• _Brontekst_

Plan: | Buitengebied Dorp Lent - 27 (Geluidsscherm spoorlijn) |
---|---|
Status: | onherroepelijk |
Plantype: | bestemmingsplan |
IMRO-idn: | NL.IMRO.0268.BP140W27-OH01 |
De spoorlijn Arnhem - Nijmegen ligt voor een belangrijk deel op een oude waterkering die deel uitmaakt van de historische IJssellinie. In het noordelijk deel van het plangebied liggen de spoorrails min of meer op dezelfde hoogte als het omringende maaiveld. Het spoorlichaam loopt vanaf de kruising met het Keizer Augustusplein geleidelijk op, tot een hoogte van circa 20 meter nabij de zuidelijke grens van het plangebied. Hier sluit het spoorlichaam aan op de spoorbrug over de Waal.
Het westelijk talud bestaat grotendeels uit grasland, met hier en daar opgaande beplanting en enkele solitaire bomen. Op het oostelijk talud is over relatief grote afstanden, in het gebied tussen de Spoorlijn en de Prins Mauritssingel, opgaande beplanting aanwezig. Door Royal Haskoning is een inventarisatie verricht van de bestaande situatie, waarbij mogelijke belemmeringen voor de realisering van de nieuwe geluidsschermen in beeld zijn gebracht. Uit de inventarisatie zijn de volgende aandachtspunten naar voren gekomen:
Bij de uitwerking van de geluidsschermen dient met deze aandachtspunten rekening te worden gehouden. Voorliggend bestemmingsplan biedt voldoende flexibiliteit om, ook ter hoogte van de snelbinder, een passende oplossing te kunnen realiseren. Bij de vervanging van het tijdelijke station Nijmegen-Lent door het definitieve station Nijmegen Lent wordt rekening gehouden met de realisering van de geluidsschermen op dit gedeelte van het traject.

Fragmenten uit een dataset:
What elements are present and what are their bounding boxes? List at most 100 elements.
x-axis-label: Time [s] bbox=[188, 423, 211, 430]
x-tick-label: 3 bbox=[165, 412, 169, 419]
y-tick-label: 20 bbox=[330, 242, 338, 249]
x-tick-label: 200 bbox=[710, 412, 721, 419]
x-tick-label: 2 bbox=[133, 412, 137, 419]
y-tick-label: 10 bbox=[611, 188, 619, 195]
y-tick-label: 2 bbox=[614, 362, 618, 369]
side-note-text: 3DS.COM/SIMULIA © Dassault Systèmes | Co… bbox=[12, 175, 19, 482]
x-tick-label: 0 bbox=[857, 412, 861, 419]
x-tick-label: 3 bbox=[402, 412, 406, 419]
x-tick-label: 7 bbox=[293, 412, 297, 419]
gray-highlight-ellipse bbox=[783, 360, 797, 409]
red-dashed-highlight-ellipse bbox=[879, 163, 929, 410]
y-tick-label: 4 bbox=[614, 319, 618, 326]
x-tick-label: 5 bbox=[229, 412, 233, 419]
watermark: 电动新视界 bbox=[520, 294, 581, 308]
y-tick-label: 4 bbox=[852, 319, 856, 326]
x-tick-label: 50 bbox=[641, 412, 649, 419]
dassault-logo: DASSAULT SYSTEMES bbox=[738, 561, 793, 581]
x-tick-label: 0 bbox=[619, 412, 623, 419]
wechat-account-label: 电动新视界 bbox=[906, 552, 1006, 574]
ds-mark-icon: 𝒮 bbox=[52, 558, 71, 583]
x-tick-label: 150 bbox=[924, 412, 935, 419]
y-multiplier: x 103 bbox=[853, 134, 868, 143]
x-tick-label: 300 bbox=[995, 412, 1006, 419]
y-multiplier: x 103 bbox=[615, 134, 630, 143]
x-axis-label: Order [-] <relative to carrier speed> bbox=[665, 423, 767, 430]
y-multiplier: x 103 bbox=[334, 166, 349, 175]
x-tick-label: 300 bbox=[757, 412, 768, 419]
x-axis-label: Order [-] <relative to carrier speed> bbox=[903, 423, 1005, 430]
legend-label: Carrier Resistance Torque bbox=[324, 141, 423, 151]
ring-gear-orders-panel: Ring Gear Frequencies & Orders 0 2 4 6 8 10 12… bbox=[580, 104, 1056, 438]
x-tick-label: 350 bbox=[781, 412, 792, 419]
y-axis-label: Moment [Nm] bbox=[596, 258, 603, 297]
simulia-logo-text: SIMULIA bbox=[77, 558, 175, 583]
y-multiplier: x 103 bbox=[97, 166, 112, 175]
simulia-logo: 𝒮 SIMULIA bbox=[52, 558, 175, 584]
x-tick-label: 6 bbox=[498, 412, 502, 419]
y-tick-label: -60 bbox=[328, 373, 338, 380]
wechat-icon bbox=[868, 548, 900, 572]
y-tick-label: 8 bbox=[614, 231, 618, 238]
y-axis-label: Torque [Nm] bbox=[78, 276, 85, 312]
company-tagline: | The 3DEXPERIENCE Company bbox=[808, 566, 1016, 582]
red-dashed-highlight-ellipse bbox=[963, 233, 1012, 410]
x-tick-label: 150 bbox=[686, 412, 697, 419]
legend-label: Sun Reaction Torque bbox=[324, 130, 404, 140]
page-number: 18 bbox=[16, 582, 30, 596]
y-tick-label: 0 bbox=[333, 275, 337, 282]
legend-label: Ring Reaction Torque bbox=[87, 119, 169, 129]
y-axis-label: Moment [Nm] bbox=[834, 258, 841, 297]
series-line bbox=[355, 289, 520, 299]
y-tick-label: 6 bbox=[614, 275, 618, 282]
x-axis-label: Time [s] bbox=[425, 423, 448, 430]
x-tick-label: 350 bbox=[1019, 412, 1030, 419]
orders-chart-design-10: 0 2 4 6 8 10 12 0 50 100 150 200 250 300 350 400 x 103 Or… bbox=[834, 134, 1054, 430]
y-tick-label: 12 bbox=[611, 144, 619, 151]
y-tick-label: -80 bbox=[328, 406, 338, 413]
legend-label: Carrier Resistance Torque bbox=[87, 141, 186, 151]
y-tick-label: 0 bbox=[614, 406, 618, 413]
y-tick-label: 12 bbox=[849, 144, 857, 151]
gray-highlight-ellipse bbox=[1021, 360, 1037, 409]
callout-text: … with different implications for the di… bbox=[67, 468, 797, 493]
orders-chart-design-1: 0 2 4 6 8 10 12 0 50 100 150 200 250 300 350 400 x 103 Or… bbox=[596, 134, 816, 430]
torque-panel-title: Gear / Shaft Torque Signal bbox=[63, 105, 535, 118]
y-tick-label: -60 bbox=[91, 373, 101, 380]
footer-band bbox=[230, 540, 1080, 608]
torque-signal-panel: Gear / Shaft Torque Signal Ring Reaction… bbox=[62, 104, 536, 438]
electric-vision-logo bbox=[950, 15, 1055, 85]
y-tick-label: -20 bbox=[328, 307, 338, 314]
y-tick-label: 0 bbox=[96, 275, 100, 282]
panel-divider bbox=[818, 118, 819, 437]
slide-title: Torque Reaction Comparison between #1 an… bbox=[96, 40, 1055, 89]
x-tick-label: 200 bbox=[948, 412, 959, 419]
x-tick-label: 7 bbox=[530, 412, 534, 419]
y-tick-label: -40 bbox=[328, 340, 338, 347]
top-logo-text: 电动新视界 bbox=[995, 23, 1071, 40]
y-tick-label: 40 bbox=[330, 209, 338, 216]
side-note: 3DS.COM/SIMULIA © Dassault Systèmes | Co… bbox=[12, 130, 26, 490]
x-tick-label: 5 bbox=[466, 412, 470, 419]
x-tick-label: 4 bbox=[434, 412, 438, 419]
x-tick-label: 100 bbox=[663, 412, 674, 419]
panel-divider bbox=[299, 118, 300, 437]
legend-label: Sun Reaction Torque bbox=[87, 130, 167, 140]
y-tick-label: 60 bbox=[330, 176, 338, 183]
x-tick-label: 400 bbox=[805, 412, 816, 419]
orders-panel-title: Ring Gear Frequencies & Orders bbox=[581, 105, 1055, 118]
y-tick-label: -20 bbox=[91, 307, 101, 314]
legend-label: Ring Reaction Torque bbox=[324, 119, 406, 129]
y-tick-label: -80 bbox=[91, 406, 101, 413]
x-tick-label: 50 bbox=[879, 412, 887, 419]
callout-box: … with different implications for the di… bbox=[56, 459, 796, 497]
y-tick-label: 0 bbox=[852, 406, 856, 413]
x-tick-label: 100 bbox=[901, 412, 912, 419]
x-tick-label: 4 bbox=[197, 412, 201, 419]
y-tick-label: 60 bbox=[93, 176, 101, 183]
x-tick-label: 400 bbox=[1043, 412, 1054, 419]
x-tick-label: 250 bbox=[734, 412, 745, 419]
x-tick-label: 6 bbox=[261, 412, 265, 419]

• _Opdrachten_
1. Tot welke hoogte loopt het spoorlichaam volgens de brontekst op nabij de zuidelijke grens van het plangebied?
2. Schrijf de brontekst over de geluidsschermen langs de spoorlijn verder, te beginnen na de laatste zin.

• _Antwoorden_
1. Tot circa 20 meter.

2.
Verder zijn geen belemmeringen aangetroffen die de realisering van de geluidsschermen onmogelijk maken. Wel dient bij realisering rekening te worden gehouden met de aanwezige objecten die verband houden met de spoorlijn (portalen, bovenleiding, diverse andere bouwwerken) en de aanwezige ondergrondse leidingen (zie paragraaf 3.2.6). Daarnaast zijn enkele onderdoorgangen aanwezig of geprojecteerd (zie paragraaf 2.2.4) die behouden dienen te blijven. Deze onderdoorgangen leveren geen belemmering op voor de realisering van de geluidsschermen.